What needs to be done
Restate the entries below verbatim.

Data entries
☆ ☆ ☆ ☆ ☆ ☆ ☆

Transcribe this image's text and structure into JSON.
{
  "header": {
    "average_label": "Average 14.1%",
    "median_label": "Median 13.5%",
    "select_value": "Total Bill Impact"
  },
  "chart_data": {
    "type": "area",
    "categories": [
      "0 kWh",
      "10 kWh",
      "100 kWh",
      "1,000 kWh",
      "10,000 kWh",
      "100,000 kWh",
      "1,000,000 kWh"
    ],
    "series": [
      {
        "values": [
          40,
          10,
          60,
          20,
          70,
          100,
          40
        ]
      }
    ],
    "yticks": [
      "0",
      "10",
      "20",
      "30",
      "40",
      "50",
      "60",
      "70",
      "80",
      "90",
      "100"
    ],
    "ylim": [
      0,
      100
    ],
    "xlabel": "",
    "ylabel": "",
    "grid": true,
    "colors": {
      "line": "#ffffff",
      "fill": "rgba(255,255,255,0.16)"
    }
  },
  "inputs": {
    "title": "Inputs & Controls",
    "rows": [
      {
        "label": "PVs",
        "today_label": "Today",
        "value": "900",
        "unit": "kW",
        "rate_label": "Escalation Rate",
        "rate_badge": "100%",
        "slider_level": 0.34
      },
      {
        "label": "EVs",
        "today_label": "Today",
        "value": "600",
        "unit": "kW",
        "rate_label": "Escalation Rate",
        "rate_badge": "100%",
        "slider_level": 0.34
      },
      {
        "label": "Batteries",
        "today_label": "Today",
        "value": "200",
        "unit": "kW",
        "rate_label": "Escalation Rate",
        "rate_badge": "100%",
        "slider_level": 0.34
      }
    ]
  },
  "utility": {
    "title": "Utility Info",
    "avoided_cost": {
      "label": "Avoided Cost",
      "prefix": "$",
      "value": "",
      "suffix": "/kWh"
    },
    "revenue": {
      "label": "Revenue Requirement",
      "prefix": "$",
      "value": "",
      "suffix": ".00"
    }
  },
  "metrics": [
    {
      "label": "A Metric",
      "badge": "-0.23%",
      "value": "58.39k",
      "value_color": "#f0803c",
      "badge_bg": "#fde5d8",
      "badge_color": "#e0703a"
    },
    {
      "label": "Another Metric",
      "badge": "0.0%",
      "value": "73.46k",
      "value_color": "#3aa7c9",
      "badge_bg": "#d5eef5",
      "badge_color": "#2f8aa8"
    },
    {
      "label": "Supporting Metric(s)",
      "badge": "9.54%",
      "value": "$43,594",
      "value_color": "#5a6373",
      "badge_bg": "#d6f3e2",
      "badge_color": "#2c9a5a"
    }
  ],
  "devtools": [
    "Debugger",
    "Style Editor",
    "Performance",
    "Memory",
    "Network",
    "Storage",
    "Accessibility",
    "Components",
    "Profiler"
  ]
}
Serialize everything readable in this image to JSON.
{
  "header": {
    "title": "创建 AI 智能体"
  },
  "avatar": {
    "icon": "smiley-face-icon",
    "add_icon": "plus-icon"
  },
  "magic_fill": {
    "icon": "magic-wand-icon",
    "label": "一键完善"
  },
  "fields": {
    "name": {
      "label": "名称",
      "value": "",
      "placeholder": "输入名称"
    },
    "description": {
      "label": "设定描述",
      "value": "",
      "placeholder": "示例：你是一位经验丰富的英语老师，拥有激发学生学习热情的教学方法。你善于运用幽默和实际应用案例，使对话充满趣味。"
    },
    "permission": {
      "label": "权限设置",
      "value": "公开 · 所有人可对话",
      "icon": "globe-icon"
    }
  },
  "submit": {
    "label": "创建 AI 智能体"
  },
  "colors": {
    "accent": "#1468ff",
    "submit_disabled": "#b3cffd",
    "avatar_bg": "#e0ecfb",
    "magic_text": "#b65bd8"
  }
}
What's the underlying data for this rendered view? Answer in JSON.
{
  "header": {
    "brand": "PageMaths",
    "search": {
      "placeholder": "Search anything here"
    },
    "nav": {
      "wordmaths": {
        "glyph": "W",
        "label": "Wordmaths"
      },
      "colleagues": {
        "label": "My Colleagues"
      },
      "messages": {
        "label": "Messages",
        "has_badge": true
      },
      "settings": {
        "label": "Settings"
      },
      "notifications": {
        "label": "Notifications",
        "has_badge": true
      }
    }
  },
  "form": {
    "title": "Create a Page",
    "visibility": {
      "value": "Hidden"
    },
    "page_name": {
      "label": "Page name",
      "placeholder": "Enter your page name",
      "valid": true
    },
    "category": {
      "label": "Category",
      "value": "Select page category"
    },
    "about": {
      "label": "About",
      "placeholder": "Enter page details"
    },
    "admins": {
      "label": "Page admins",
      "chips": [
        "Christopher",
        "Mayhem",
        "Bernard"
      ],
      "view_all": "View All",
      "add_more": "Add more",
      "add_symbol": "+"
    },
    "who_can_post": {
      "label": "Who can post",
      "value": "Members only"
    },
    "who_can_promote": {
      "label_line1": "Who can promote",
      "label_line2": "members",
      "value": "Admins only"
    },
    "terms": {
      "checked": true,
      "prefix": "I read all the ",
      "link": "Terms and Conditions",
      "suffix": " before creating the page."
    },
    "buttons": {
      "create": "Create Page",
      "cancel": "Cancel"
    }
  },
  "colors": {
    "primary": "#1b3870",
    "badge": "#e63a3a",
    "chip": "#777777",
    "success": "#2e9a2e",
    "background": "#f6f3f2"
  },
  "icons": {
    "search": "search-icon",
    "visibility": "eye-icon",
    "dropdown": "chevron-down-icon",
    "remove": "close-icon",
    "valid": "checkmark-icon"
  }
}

☆ ☆ ☆ ☆ ☆ ☆ ☆

Response to this task
Transcribe this image's text and structure into JSON.
{
  "header": {
    "average_label": "Average 14.1%",
    "median_label": "Median 13.5%",
    "select_value": "Total Bill Impact"
  },
  "chart_data": {
    "type": "area",
    "categories": [
      "0 kWh",
      "10 kWh",
      "100 kWh",
      "1,000 kWh",
      "10,000 kWh",
      "100,000 kWh",
      "1,000,000 kWh"
    ],
    "series": [
      {
        "values": [
          40,
          10,
          60,
          20,
          70,
          100,
          40
        ]
      }
    ],
    "yticks": [
      "0",
      "10",
      "20",
      "30",
      "40",
      "50",
      "60",
      "70",
      "80",
      "90",
      "100"
    ],
    "ylim": [
      0,
      100
    ],
    "xlabel": "",
    "ylabel": "",
    "grid": true,
    "colors": {
      "line": "#ffffff",
      "fill": "rgba(255,255,255,0.16)"
    }
  },
  "inputs": {
    "title": "Inputs & Controls",
    "rows": [
      {
        "label": "PVs",
        "today_label": "Today",
        "value": "900",
        "unit": "kW",
        "rate_label": "Escalation Rate",
        "rate_badge": "100%",
        "slider_level": 0.34
      },
      {
        "label": "EVs",
        "today_label": "Today",
        "value": "600",
        "unit": "kW",
        "rate_label": "Escalation Rate",
        "rate_badge": "100%",
        "slider_level": 0.34
      },
      {
        "label": "Batteries",
        "today_label": "Today",
        "value": "200",
        "unit": "kW",
        "rate_label": "Escalation Rate",
        "rate_badge": "100%",
        "slider_level": 0.34
      }
    ]
  },
  "utility": {
    "title": "Utility Info",
    "avoided_cost": {
      "label": "Avoided Cost",
      "prefix": "$",
      "value": "",
      "suffix": "/kWh"
    },
    "revenue": {
      "label": "Revenue Requirement",
      "prefix": "$",
      "value": "",
      "suffix": ".00"
    }
  },
  "metrics": [
    {
      "label": "A Metric",
      "badge": "-0.23%",
      "value": "58.39k",
      "value_color": "#f0803c",
      "badge_bg": "#fde5d8",
      "badge_color": "#e0703a"
    },
    {
      "label": "Another Metric",
      "badge": "0.0%",
      "value": "73.46k",
      "value_color": "#3aa7c9",
      "badge_bg": "#d5eef5",
      "badge_color": "#2f8aa8"
    },
    {
      "label": "Supporting Metric(s)",
      "badge": "9.54%",
      "value": "$43,594",
      "value_color": "#5a6373",
      "badge_bg": "#d6f3e2",
      "badge_color": "#2c9a5a"
    }
  ],
  "devtools": [
    "Debugger",
    "Style Editor",
    "Performance",
    "Memory",
    "Network",
    "Storage",
    "Accessibility",
    "Components",
    "Profiler"
  ]
}
Serialize everything readable in this image to JSON.
{
  "header": {
    "title": "创建 AI 智能体"
  },
  "avatar": {
    "icon": "smiley-face-icon",
    "add_icon": "plus-icon"
  },
  "magic_fill": {
    "icon": "magic-wand-icon",
    "label": "一键完善"
  },
  "fields": {
    "name": {
      "label": "名称",
      "value": "",
      "placeholder": "输入名称"
    },
    "description": {
      "label": "设定描述",
      "value": "",
      "placeholder": "示例：你是一位经验丰富的英语老师，拥有激发学生学习热情的教学方法。你善于运用幽默和实际应用案例，使对话充满趣味。"
    },
    "permission": {
      "label": "权限设置",
      "value": "公开 · 所有人可对话",
      "icon": "globe-icon"
    }
  },
  "submit": {
    "label": "创建 AI 智能体"
  },
  "colors": {
    "accent": "#1468ff",
    "submit_disabled": "#b3cffd",
    "avatar_bg": "#e0ecfb",
    "magic_text": "#b65bd8"
  }
}
What's the underlying data for this rendered view? Answer in JSON.
{
  "header": {
    "brand": "PageMaths",
    "search": {
      "placeholder": "Search anything here"
    },
    "nav": {
      "wordmaths": {
        "glyph": "W",
        "label": "Wordmaths"
      },
      "colleagues": {
        "label": "My Colleagues"
      },
      "messages": {
        "label": "Messages",
        "has_badge": true
      },
      "settings": {
        "label": "Settings"
      },
      "notifications": {
        "label": "Notifications",
        "has_badge": true
      }
    }
  },
  "form": {
    "title": "Create a Page",
    "visibility": {
      "value": "Hidden"
    },
    "page_name": {
      "label": "Page name",
      "placeholder": "Enter your page name",
      "valid": true
    },
    "category": {
      "label": "Category",
      "value": "Select page category"
    },
    "about": {
      "label": "About",
      "placeholder": "Enter page details"
    },
    "admins": {
      "label": "Page admins",
      "chips": [
        "Christopher",
        "Mayhem",
        "Bernard"
      ],
      "view_all": "View All",
      "add_more": "Add more",
      "add_symbol": "+"
    },
    "who_can_post": {
      "label": "Who can post",
      "value": "Members only"
    },
    "who_can_promote": {
      "label_line1": "Who can promote",
      "label_line2": "members",
      "value": "Admins only"
    },
    "terms": {
      "checked": true,
      "prefix": "I read all the ",
      "link": "Terms and Conditions",
      "suffix": " before creating the page."
    },
    "buttons": {
      "create": "Create Page",
      "cancel": "Cancel"
    }
  },
  "colors": {
    "primary": "#1b3870",
    "badge": "#e63a3a",
    "chip": "#777777",
    "success": "#2e9a2e",
    "background": "#f6f3f2"
  },
  "icons": {
    "search": "search-icon",
    "visibility": "eye-icon",
    "dropdown": "chevron-down-icon",
    "remove": "close-icon",
    "valid": "checkmark-icon"
  }
}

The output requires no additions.